**What you should do**
Scan the lines and state how many carry "page". Leave out everything but the number.

**Available records**
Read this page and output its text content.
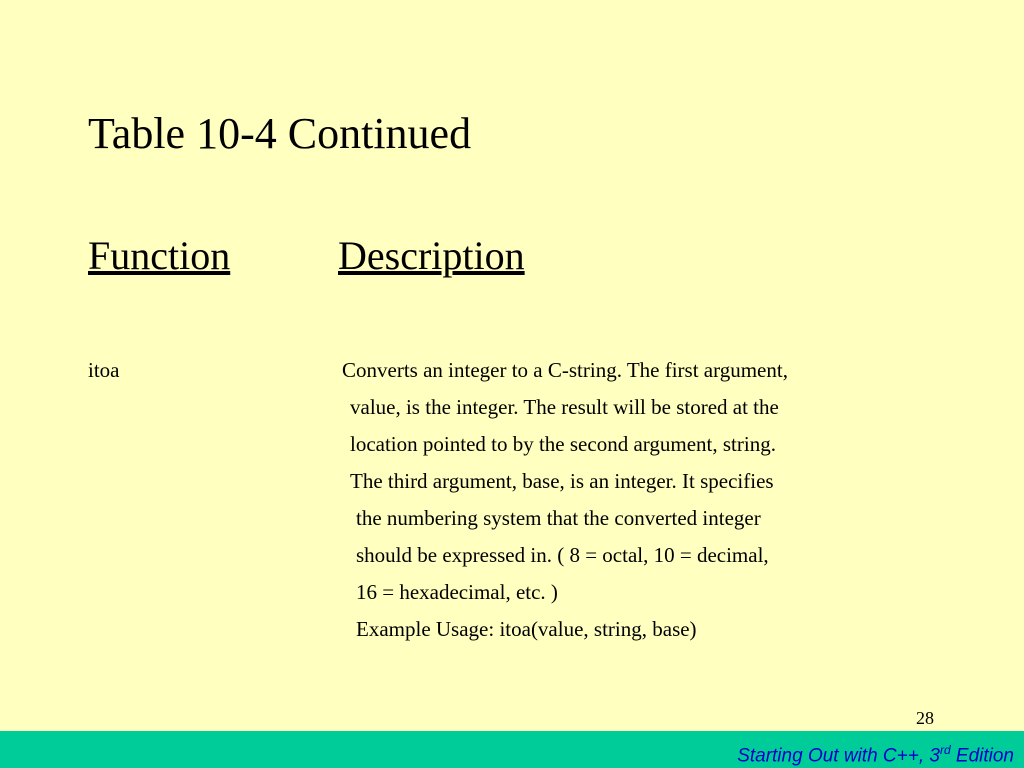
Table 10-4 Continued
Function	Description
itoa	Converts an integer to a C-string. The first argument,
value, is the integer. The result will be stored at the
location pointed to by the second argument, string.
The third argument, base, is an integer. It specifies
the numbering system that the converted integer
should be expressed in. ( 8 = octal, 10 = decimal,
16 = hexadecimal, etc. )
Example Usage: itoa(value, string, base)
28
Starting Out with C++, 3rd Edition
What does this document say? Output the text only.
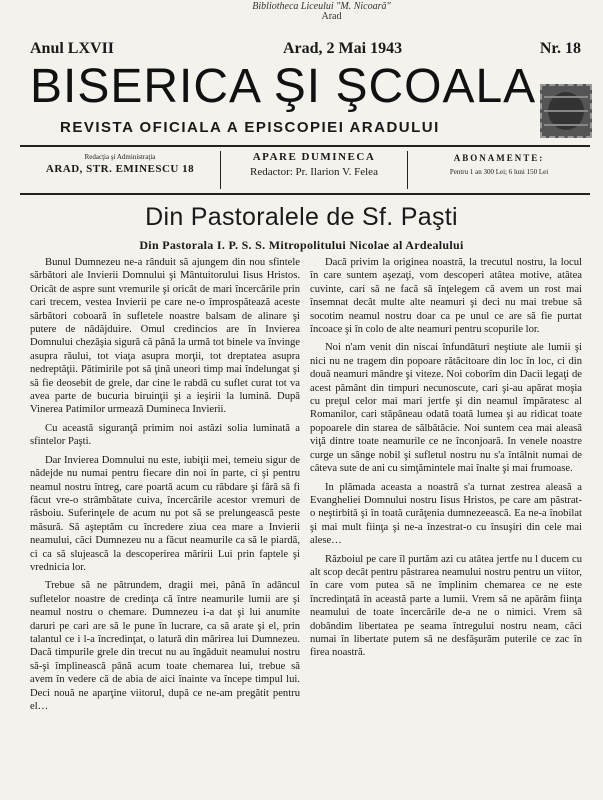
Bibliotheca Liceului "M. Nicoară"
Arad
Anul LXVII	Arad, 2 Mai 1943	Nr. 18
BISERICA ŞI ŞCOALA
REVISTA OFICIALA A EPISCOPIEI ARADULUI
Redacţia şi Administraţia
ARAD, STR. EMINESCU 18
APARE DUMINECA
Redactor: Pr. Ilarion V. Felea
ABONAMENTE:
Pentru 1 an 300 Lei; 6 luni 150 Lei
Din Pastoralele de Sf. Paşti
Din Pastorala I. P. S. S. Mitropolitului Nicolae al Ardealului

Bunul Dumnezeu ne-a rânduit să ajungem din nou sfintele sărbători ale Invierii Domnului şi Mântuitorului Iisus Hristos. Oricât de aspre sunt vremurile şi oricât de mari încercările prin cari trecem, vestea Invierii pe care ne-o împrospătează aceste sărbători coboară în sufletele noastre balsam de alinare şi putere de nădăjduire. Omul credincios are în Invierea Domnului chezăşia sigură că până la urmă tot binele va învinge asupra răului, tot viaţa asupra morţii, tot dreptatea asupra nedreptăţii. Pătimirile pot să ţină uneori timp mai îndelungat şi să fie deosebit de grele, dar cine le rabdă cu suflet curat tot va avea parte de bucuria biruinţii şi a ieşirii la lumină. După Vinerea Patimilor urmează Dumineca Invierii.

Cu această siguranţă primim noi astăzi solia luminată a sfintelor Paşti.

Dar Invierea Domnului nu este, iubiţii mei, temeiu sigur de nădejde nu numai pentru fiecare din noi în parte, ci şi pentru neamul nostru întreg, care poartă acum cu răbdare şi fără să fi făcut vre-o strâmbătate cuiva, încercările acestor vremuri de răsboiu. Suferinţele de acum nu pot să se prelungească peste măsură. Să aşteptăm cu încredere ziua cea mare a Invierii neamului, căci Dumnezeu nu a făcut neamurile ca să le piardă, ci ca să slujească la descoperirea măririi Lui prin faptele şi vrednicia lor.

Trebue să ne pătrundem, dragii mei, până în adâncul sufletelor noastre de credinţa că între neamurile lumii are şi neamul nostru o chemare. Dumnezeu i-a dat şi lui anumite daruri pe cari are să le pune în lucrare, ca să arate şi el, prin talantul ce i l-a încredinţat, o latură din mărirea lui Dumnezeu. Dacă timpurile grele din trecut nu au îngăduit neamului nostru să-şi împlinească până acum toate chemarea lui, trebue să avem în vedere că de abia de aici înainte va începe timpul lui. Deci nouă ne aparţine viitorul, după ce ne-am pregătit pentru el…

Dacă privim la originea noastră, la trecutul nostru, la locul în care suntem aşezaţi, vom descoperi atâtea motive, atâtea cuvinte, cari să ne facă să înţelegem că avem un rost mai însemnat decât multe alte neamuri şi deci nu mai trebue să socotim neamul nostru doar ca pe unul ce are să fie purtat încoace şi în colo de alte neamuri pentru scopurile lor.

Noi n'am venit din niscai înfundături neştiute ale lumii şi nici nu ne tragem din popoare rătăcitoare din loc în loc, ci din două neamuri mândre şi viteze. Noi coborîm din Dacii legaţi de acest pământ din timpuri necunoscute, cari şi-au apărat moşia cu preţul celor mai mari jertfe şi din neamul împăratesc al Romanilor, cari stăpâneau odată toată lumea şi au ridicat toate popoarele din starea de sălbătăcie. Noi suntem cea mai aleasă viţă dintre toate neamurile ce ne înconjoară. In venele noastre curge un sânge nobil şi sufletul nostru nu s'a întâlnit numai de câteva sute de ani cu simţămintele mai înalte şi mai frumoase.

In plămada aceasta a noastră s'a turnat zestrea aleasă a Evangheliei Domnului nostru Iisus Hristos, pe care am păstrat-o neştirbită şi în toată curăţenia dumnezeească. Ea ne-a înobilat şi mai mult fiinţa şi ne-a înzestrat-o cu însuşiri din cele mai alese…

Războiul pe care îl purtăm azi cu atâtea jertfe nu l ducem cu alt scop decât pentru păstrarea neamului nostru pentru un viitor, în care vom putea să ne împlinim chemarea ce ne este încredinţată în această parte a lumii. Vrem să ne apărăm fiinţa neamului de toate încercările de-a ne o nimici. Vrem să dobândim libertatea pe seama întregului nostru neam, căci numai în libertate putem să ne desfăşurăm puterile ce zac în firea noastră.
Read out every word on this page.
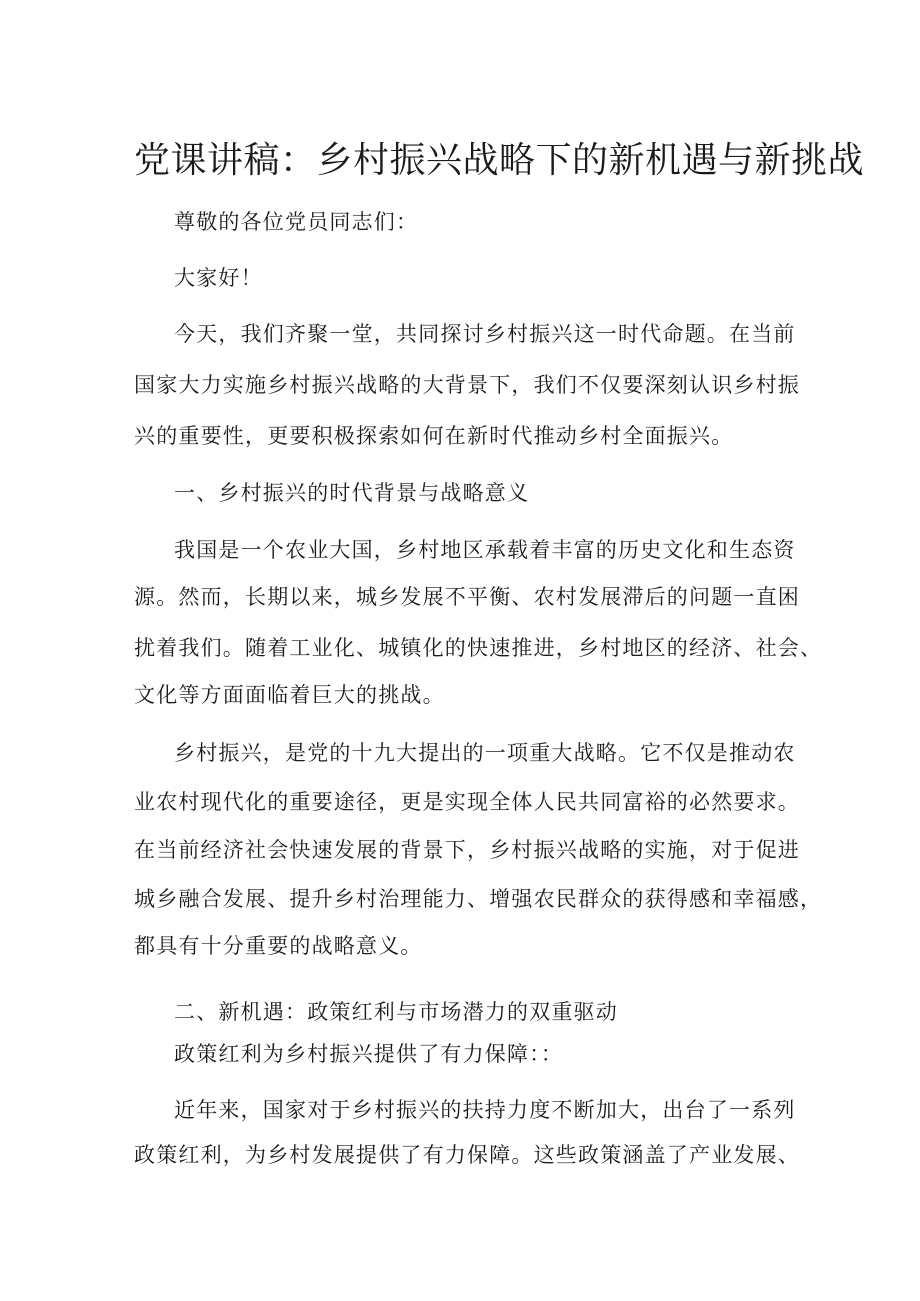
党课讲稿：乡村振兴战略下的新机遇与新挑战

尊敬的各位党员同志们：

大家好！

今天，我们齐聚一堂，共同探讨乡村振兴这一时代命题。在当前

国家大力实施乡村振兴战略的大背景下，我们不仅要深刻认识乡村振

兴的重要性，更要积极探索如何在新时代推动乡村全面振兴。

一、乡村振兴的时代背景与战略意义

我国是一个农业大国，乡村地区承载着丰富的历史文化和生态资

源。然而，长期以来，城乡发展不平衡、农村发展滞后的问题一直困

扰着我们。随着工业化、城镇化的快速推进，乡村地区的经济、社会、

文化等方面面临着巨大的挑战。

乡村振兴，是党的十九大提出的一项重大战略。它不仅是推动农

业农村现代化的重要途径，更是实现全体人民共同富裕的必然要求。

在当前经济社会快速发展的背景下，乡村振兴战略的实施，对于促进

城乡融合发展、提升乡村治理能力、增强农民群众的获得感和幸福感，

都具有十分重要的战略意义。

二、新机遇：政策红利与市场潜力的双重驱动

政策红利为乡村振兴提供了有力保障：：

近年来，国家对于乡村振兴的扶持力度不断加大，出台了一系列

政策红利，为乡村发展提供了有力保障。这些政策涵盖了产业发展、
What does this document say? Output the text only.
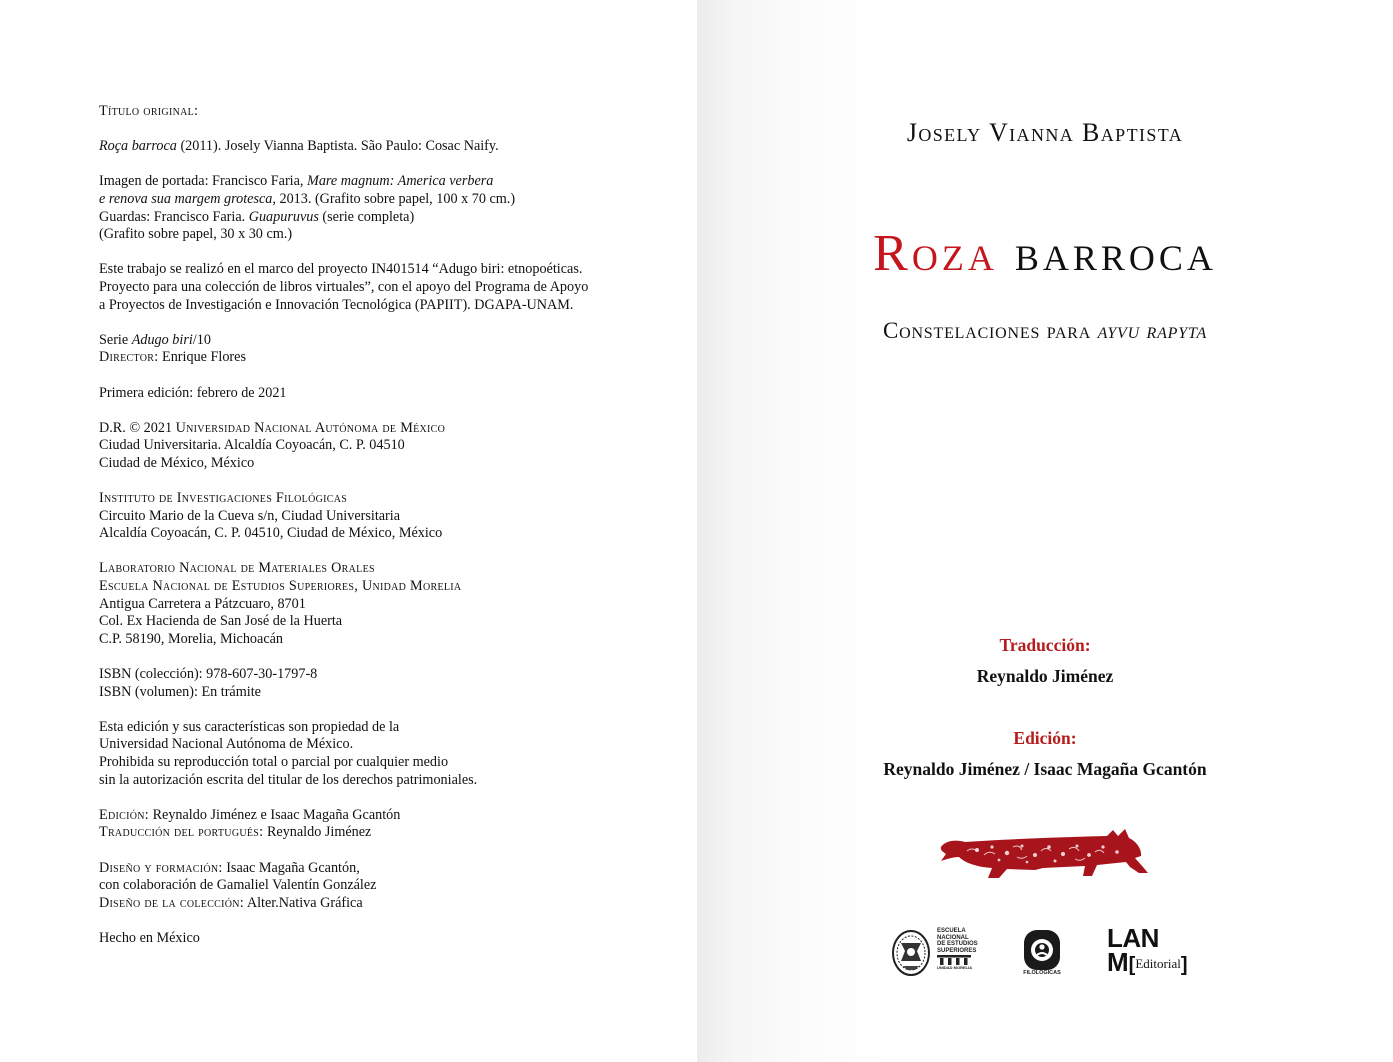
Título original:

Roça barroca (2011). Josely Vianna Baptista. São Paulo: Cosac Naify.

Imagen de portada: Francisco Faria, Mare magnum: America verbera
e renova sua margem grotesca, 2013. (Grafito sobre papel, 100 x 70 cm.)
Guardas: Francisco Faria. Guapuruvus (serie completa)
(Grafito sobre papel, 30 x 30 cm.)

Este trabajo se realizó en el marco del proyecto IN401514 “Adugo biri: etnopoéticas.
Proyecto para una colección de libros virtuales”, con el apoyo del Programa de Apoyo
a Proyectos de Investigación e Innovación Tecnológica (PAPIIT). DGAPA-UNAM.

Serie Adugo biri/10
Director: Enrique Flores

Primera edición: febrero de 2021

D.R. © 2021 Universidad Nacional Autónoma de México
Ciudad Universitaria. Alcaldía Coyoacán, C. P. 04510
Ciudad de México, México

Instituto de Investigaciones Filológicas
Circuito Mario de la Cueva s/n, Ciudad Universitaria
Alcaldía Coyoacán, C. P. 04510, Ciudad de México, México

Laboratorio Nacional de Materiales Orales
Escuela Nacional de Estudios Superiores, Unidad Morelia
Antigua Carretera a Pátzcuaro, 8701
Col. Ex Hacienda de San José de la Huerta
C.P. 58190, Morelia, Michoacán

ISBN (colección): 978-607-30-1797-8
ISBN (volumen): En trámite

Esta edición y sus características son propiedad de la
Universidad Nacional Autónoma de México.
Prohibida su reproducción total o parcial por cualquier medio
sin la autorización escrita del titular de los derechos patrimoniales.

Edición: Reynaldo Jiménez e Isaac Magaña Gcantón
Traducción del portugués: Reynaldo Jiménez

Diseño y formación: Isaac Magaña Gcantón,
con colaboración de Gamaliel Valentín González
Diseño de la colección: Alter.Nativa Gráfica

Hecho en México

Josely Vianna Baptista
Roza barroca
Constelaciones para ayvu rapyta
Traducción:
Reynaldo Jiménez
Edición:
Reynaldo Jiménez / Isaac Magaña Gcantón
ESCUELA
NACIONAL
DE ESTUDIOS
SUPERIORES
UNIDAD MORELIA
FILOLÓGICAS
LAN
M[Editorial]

**Worked solution**
2